═════ Data supplied ═════

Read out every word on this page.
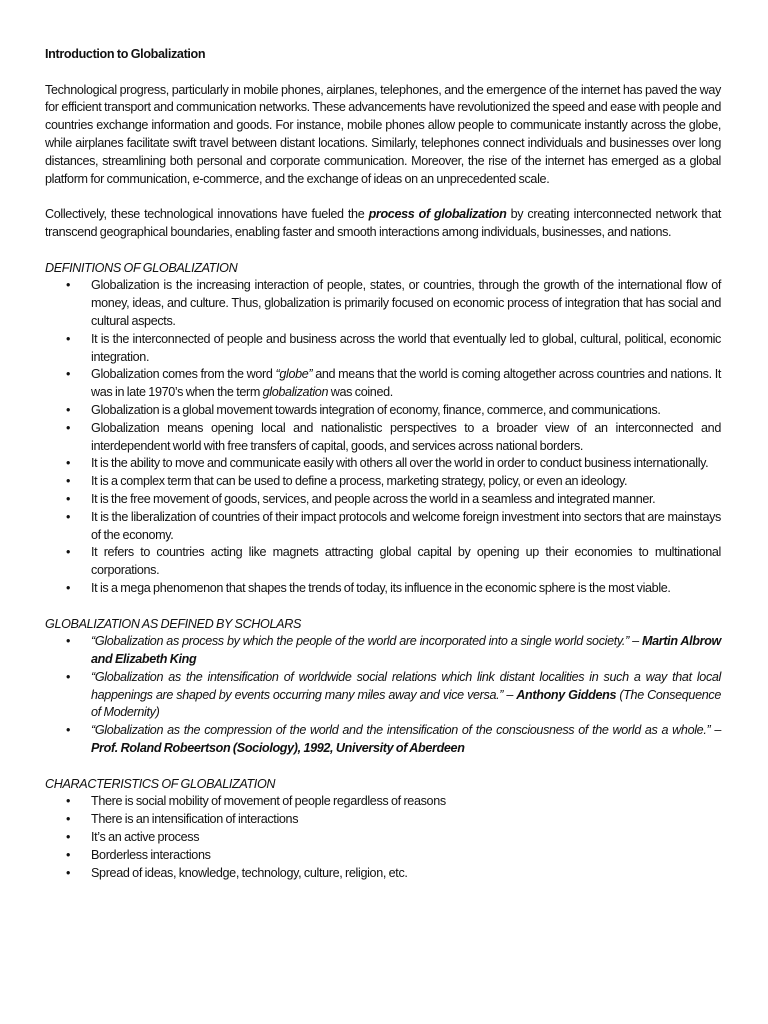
Introduction to Globalization

Technological progress, particularly in mobile phones, airplanes, telephones, and the emergence of the internet has paved the way for efficient transport and communication networks. These advancements have revolutionized the speed and ease with people and countries exchange information and goods. For instance, mobile phones allow people to communicate instantly across the globe, while airplanes facilitate swift travel between distant locations. Similarly, telephones connect individuals and businesses over long distances, streamlining both personal and corporate communication. Moreover, the rise of the internet has emerged as a global platform for communication, e-commerce, and the exchange of ideas on an unprecedented scale.

Collectively, these technological innovations have fueled the process of globalization by creating interconnected network that transcend geographical boundaries, enabling faster and smooth interactions among individuals, businesses, and nations.

DEFINITIONS OF GLOBALIZATION
• Globalization is the increasing interaction of people, states, or countries, through the growth of the international flow of money, ideas, and culture. Thus, globalization is primarily focused on economic process of integration that has social and cultural aspects.
• It is the interconnected of people and business across the world that eventually led to global, cultural, political, economic integration.
• Globalization comes from the word “globe” and means that the world is coming altogether across countries and nations. It was in late 1970’s when the term globalization was coined.
• Globalization is a global movement towards integration of economy, finance, commerce, and communications.
• Globalization means opening local and nationalistic perspectives to a broader view of an interconnected and interdependent world with free transfers of capital, goods, and services across national borders.
• It is the ability to move and communicate easily with others all over the world in order to conduct business internationally.
• It is a complex term that can be used to define a process, marketing strategy, policy, or even an ideology.
• It is the free movement of goods, services, and people across the world in a seamless and integrated manner.
• It is the liberalization of countries of their impact protocols and welcome foreign investment into sectors that are mainstays of the economy.
• It refers to countries acting like magnets attracting global capital by opening up their economies to multinational corporations.
• It is a mega phenomenon that shapes the trends of today, its influence in the economic sphere is the most viable.
GLOBALIZATION AS DEFINED BY SCHOLARS
• “Globalization as process by which the people of the world are incorporated into a single world society.” – Martin Albrow and Elizabeth King
• “Globalization as the intensification of worldwide social relations which link distant localities in such a way that local happenings are shaped by events occurring many miles away and vice versa.” – Anthony Giddens (The Consequence of Modernity)
• “Globalization as the compression of the world and the intensification of the consciousness of the world as a whole.” – Prof. Roland Robeertson (Sociology), 1992, University of Aberdeen
CHARACTERISTICS OF GLOBALIZATION
• There is social mobility of movement of people regardless of reasons
• There is an intensification of interactions
• It’s an active process
• Borderless interactions
• Spread of ideas, knowledge, technology, culture, religion, etc.
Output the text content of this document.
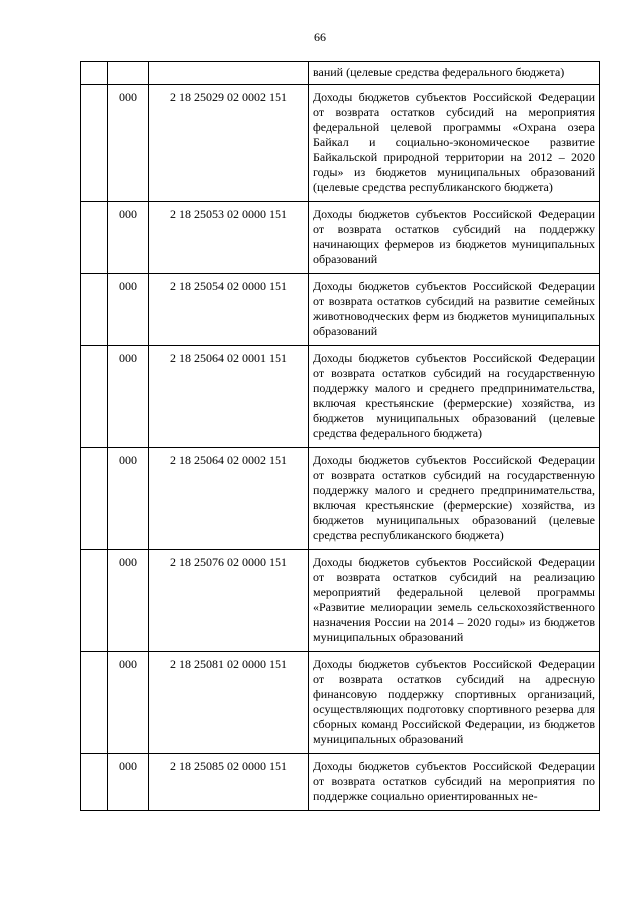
66
			ваний (целевые средства федерального бюджета)
	000	2 18 25029 02 0002 151	Доходы бюджетов субъектов Российской Федерации от возврата остатков субсидий на мероприятия федеральной целевой программы «Охрана озера Байкал и социально-экономическое развитие Байкальской природной территории на 2012 – 2020 годы» из бюджетов муниципальных образований (целевые средства республиканского бюджета)
	000	2 18 25053 02 0000 151	Доходы бюджетов субъектов Российской Федерации от возврата остатков субсидий на поддержку начинающих фермеров из бюджетов муниципальных образований
	000	2 18 25054 02 0000 151	Доходы бюджетов субъектов Российской Федерации от возврата остатков субсидий на развитие семейных животноводческих ферм из бюджетов муниципальных образований
	000	2 18 25064 02 0001 151	Доходы бюджетов субъектов Российской Федерации от возврата остатков субсидий на государственную поддержку малого и среднего предпринимательства, включая крестьянские (фермерские) хозяйства, из бюджетов муниципальных образований (целевые средства федерального бюджета)
	000	2 18 25064 02 0002 151	Доходы бюджетов субъектов Российской Федерации от возврата остатков субсидий на государственную поддержку малого и среднего предпринимательства, включая крестьянские (фермерские) хозяйства, из бюджетов муниципальных образований (целевые средства республиканского бюджета)
	000	2 18 25076 02 0000 151	Доходы бюджетов субъектов Российской Федерации от возврата остатков субсидий на реализацию мероприятий федеральной целевой программы «Развитие мелиорации земель сельскохозяйственного назначения России на 2014 – 2020 годы» из бюджетов муниципальных образований
	000	2 18 25081 02 0000 151	Доходы бюджетов субъектов Российской Федерации от возврата остатков субсидий на адресную финансовую поддержку спортивных организаций, осуществляющих подготовку спортивного резерва для сборных команд Российской Федерации, из бюджетов муниципальных образований
	000	2 18 25085 02 0000 151	Доходы бюджетов субъектов Российской Федерации от возврата остатков субсидий на мероприятия по поддержке социально ориентированных не-
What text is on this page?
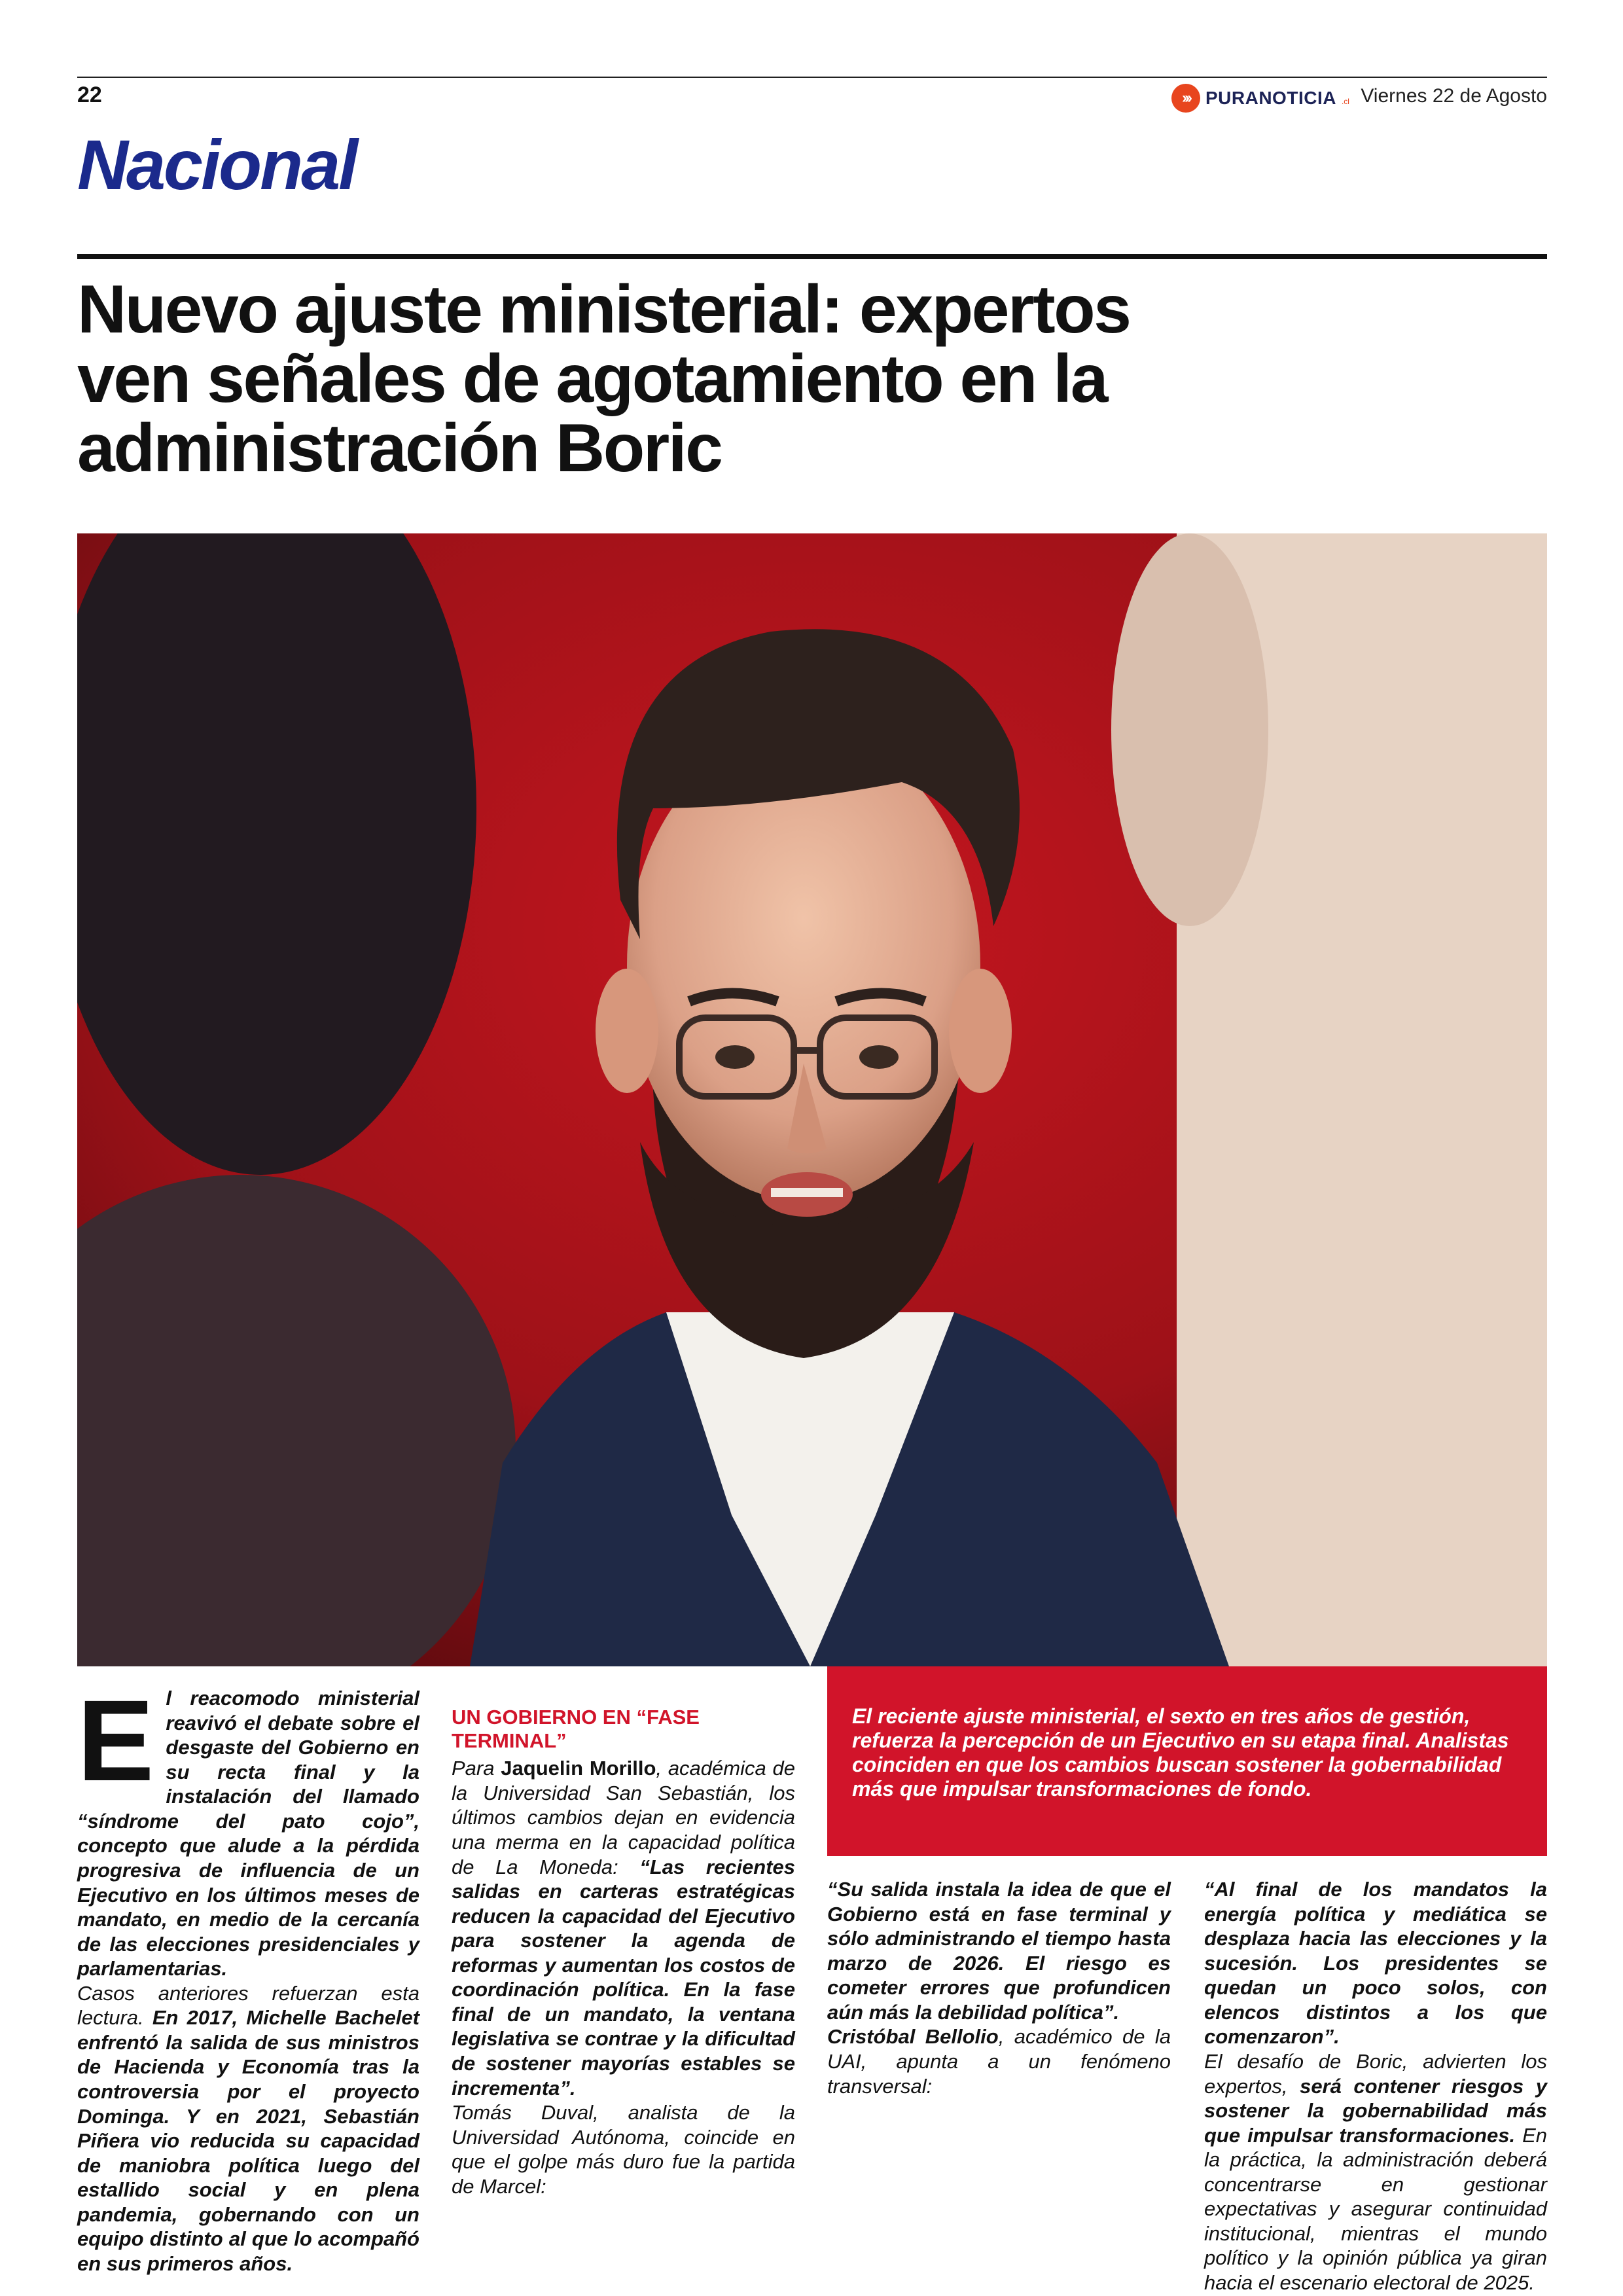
22	››› PURANOTICIA .cl Viernes 22 de Agosto
Nacional
Nuevo ajuste ministerial: expertos
ven señales de agotamiento en la
administración Boric
El reciente ajuste ministerial, el sexto en tres años de gestión, refuerza la percepción de un Ejecutivo en su etapa final. Analistas coinciden en que los cambios buscan sostener la gobernabilidad más que impulsar transformaciones de fondo.
E l reacomodo ministerial reavivó el debate sobre el desgaste del Gobierno en su recta final y la instalación del llamado “síndrome del pato cojo”, concepto que alude a la pérdida progresiva de influencia de un Ejecutivo en los últimos meses de mandato, en medio de la cercanía de las elecciones presidenciales y parlamentarias.

Casos anteriores refuerzan esta lectura. En 2017, Michelle Bachelet enfrentó la salida de sus ministros de Hacienda y Economía tras la controversia por el proyecto Dominga. Y en 2021, Sebastián Piñera vio reducida su capacidad de maniobra política luego del estallido social y en plena pandemia, gobernando con un equipo distinto al que lo acompañó en sus primeros años.

UN GOBIERNO EN “FASE TERMINAL”

Para Jaquelin Morillo, académica de la Universidad San Sebastián, los últimos cambios dejan en evidencia una merma en la capacidad política de La Moneda: “Las recientes salidas en carteras estratégicas reducen la capacidad del Ejecutivo para sostener la agenda de reformas y aumentan los costos de coordinación política. En la fase final de un mandato, la ventana legislativa se contrae y la dificultad de sostener mayorías estables se incrementa”.

Tomás Duval, analista de la Universidad Autónoma, coincide en que el golpe más duro fue la partida de Marcel:

“Su salida instala la idea de que el Gobierno está en fase terminal y sólo administrando el tiempo hasta marzo de 2026. El riesgo es cometer errores que profundicen aún más la debilidad política”.

Cristóbal Bellolio, académico de la UAI, apunta a un fenómeno transversal:

“Al final de los mandatos la energía política y mediática se desplaza hacia las elecciones y la sucesión. Los presidentes se quedan un poco solos, con elencos distintos a los que comenzaron”.

El desafío de Boric, advierten los expertos, será contener riesgos y sostener la gobernabilidad más que impulsar transformaciones. En la práctica, la administración deberá concentrarse en gestionar expectativas y asegurar continuidad institucional, mientras el mundo político y la opinión pública ya giran hacia el escenario electoral de 2025.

═════

#### What is required:
Search the material above for "ministerial". Pull out each line where it shows up.

#### Worked solution:
Nuevo ajuste ministerial: expertos
El reciente ajuste ministerial, el sexto en tres años de gestión, refuerza la percepción de un Ejecutivo en su etapa final. Analistas coinciden en que los cambios buscan sostener la gobernabilidad más que impulsar transformaciones de fondo.
E l reacomodo ministerial reavivó el debate sobre el desgaste del Gobierno en su recta final y la instalación del llamado “síndrome del pato cojo”, concepto que alude a la pérdida progresiva de influencia de un Ejecutivo en los últimos meses de mandato, en medio de la cercanía de las elecciones presidenciales y parlamentarias.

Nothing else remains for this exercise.